[begin MATERIAL]

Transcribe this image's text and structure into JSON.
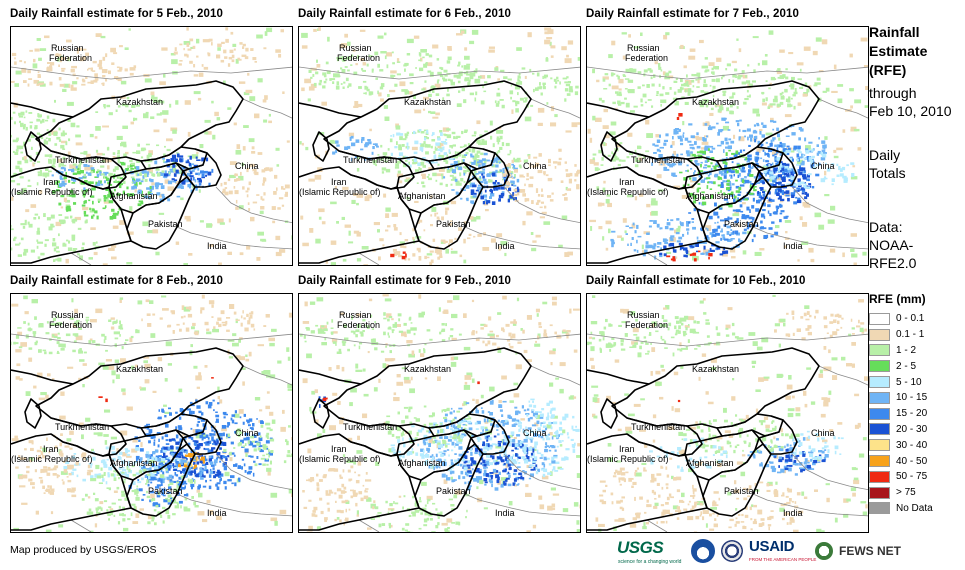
{
  "panels": [
    {
      "title": "Daily Rainfall estimate for 5 Feb., 2010"
    },
    {
      "title": "Daily Rainfall estimate for 6 Feb., 2010"
    },
    {
      "title": "Daily Rainfall estimate for 7 Feb., 2010"
    },
    {
      "title": "Daily Rainfall estimate for 8 Feb., 2010"
    },
    {
      "title": "Daily Rainfall estimate for 9 Feb., 2010"
    },
    {
      "title": "Daily Rainfall estimate for 10 Feb., 2010"
    }
  ],
  "map_labels": {
    "russia_1": "Russian",
    "russia_2": "Federation",
    "kazakhstan": "Kazakhstan",
    "turkmenistan": "Turkmenistan",
    "iran_1": "Iran",
    "iran_2": "(Islamic Republic of)",
    "afghanistan": "Afghanistan",
    "pakistan": "Pakistan",
    "china": "China",
    "india": "India"
  },
  "side": {
    "title_lines": [
      "Rainfall",
      "Estimate",
      "(RFE)"
    ],
    "through_lines": [
      "through",
      "Feb 10, 2010"
    ],
    "daily_lines": [
      "Daily",
      "Totals"
    ],
    "data_lines": [
      "Data:",
      "NOAA-",
      "RFE2.0"
    ]
  },
  "legend": {
    "title": "RFE (mm)",
    "items": [
      {
        "label": "0 - 0.1",
        "color": "#ffffff"
      },
      {
        "label": "0.1 - 1",
        "color": "#f0d8b4"
      },
      {
        "label": "1 - 2",
        "color": "#b8f0a8"
      },
      {
        "label": "2 - 5",
        "color": "#66dd5a"
      },
      {
        "label": "5 - 10",
        "color": "#b6ecff"
      },
      {
        "label": "10 - 15",
        "color": "#6fb4f5"
      },
      {
        "label": "15 - 20",
        "color": "#3d89ee"
      },
      {
        "label": "20 - 30",
        "color": "#1a52d4"
      },
      {
        "label": "30 - 40",
        "color": "#fde38a"
      },
      {
        "label": "40 - 50",
        "color": "#f7a21b"
      },
      {
        "label": "50 - 75",
        "color": "#ef2a12"
      },
      {
        "label": "> 75",
        "color": "#a8141a"
      },
      {
        "label": "No Data",
        "color": "#9a9a9a"
      }
    ]
  },
  "credit": "Map produced by USGS/EROS",
  "logos": {
    "usgs": "USGS",
    "usgs_tagline": "science for a changing world",
    "usaid": "USAID",
    "usaid_tagline": "FROM THE AMERICAN PEOPLE",
    "fewsnet": "FEWS NET"
  }
}
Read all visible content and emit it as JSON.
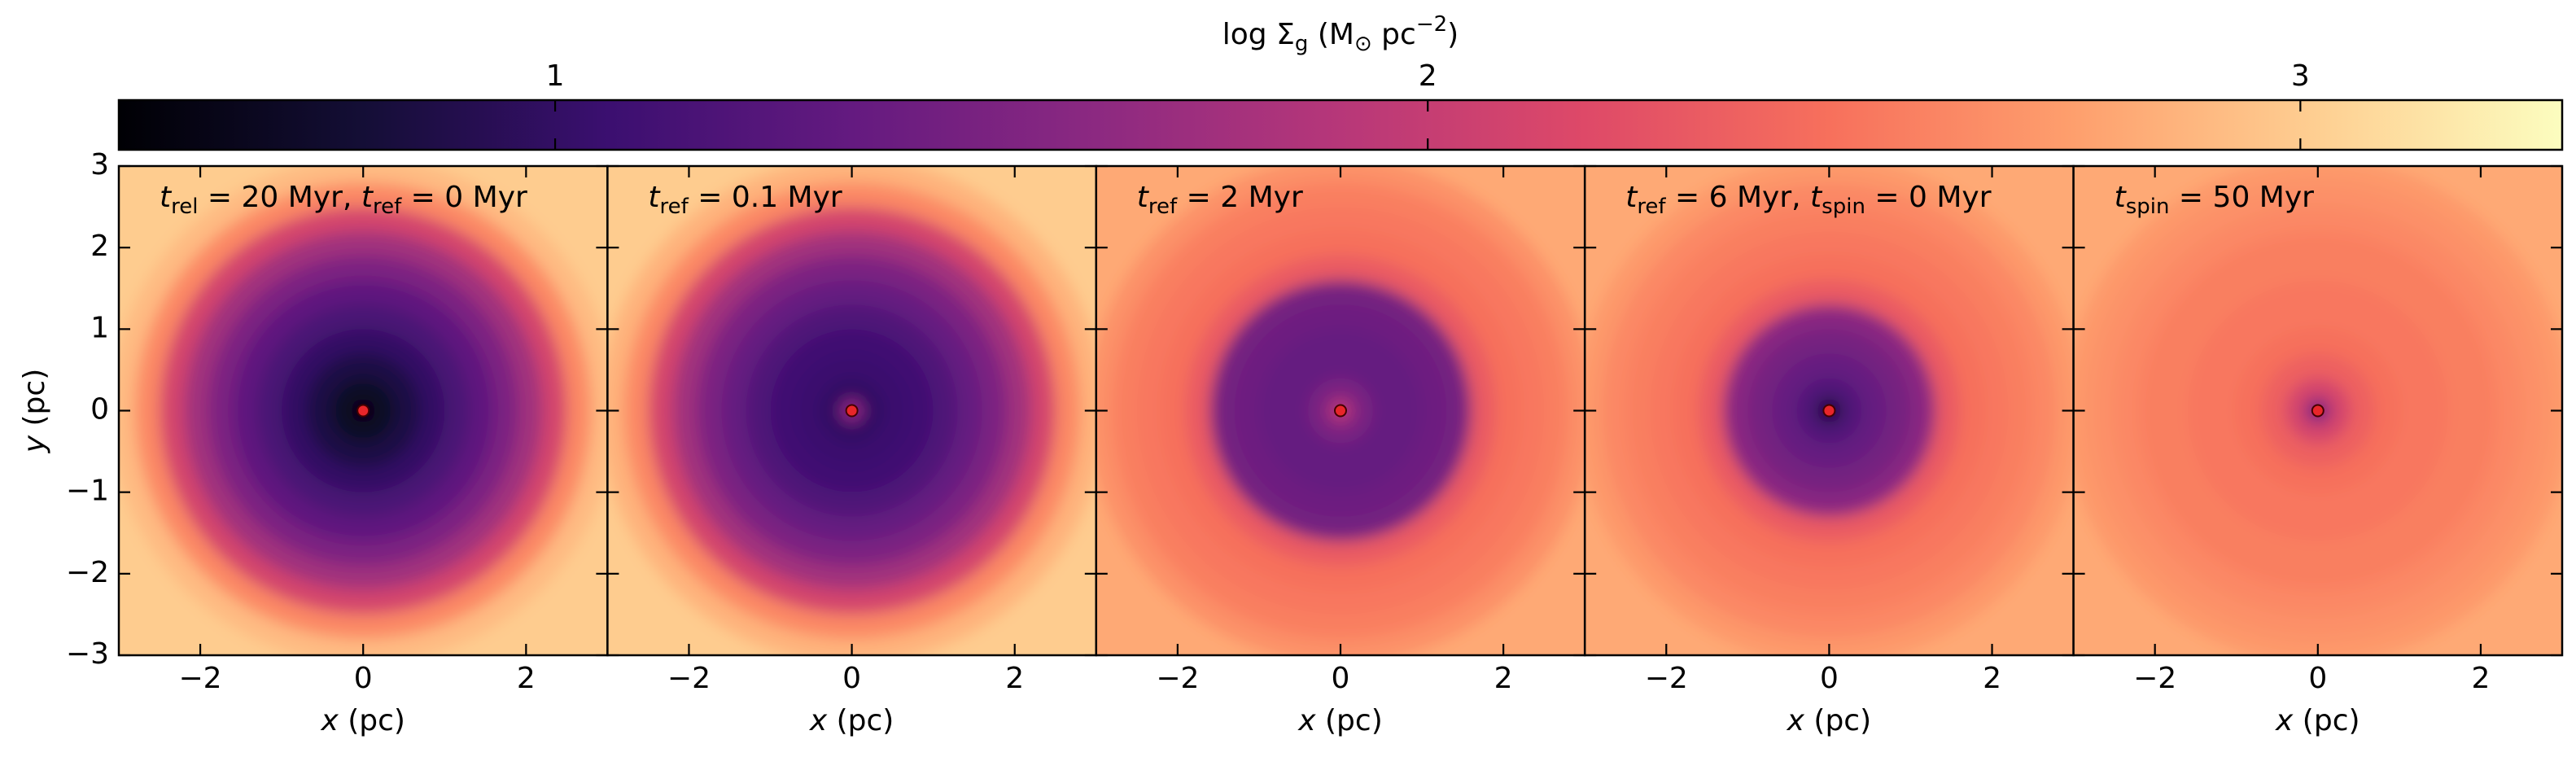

[end MATERIAL]

• _TASK DETAILS_
Make an exact copy of the data, leaving its pictures out.

• _SOLUTION_
Transcribe this image's text and structure into JSON.
{
  "panels": [
    {
      "title": "Daily Rainfall estimate for 5 Feb., 2010"
    },
    {
      "title": "Daily Rainfall estimate for 6 Feb., 2010"
    },
    {
      "title": "Daily Rainfall estimate for 7 Feb., 2010"
    },
    {
      "title": "Daily Rainfall estimate for 8 Feb., 2010"
    },
    {
      "title": "Daily Rainfall estimate for 9 Feb., 2010"
    },
    {
      "title": "Daily Rainfall estimate for 10 Feb., 2010"
    }
  ],
  "map_labels": {
    "russia_1": "Russian",
    "russia_2": "Federation",
    "kazakhstan": "Kazakhstan",
    "turkmenistan": "Turkmenistan",
    "iran_1": "Iran",
    "iran_2": "(Islamic Republic of)",
    "afghanistan": "Afghanistan",
    "pakistan": "Pakistan",
    "china": "China",
    "india": "India"
  },
  "side": {
    "title_lines": [
      "Rainfall",
      "Estimate",
      "(RFE)"
    ],
    "through_lines": [
      "through",
      "Feb 10, 2010"
    ],
    "daily_lines": [
      "Daily",
      "Totals"
    ],
    "data_lines": [
      "Data:",
      "NOAA-",
      "RFE2.0"
    ]
  },
  "legend": {
    "title": "RFE (mm)",
    "items": [
      {
        "label": "0 - 0.1",
        "color": "#ffffff"
      },
      {
        "label": "0.1 - 1",
        "color": "#f0d8b4"
      },
      {
        "label": "1 - 2",
        "color": "#b8f0a8"
      },
      {
        "label": "2 - 5",
        "color": "#66dd5a"
      },
      {
        "label": "5 - 10",
        "color": "#b6ecff"
      },
      {
        "label": "10 - 15",
        "color": "#6fb4f5"
      },
      {
        "label": "15 - 20",
        "color": "#3d89ee"
      },
      {
        "label": "20 - 30",
        "color": "#1a52d4"
      },
      {
        "label": "30 - 40",
        "color": "#fde38a"
      },
      {
        "label": "40 - 50",
        "color": "#f7a21b"
      },
      {
        "label": "50 - 75",
        "color": "#ef2a12"
      },
      {
        "label": "> 75",
        "color": "#a8141a"
      },
      {
        "label": "No Data",
        "color": "#9a9a9a"
      }
    ]
  },
  "credit": "Map produced by USGS/EROS",
  "logos": {
    "usgs": "USGS",
    "usgs_tagline": "science for a changing world",
    "usaid": "USAID",
    "usaid_tagline": "FROM THE AMERICAN PEOPLE",
    "fewsnet": "FEWS NET"
  }
}
Read all visible content and emit it as JSON.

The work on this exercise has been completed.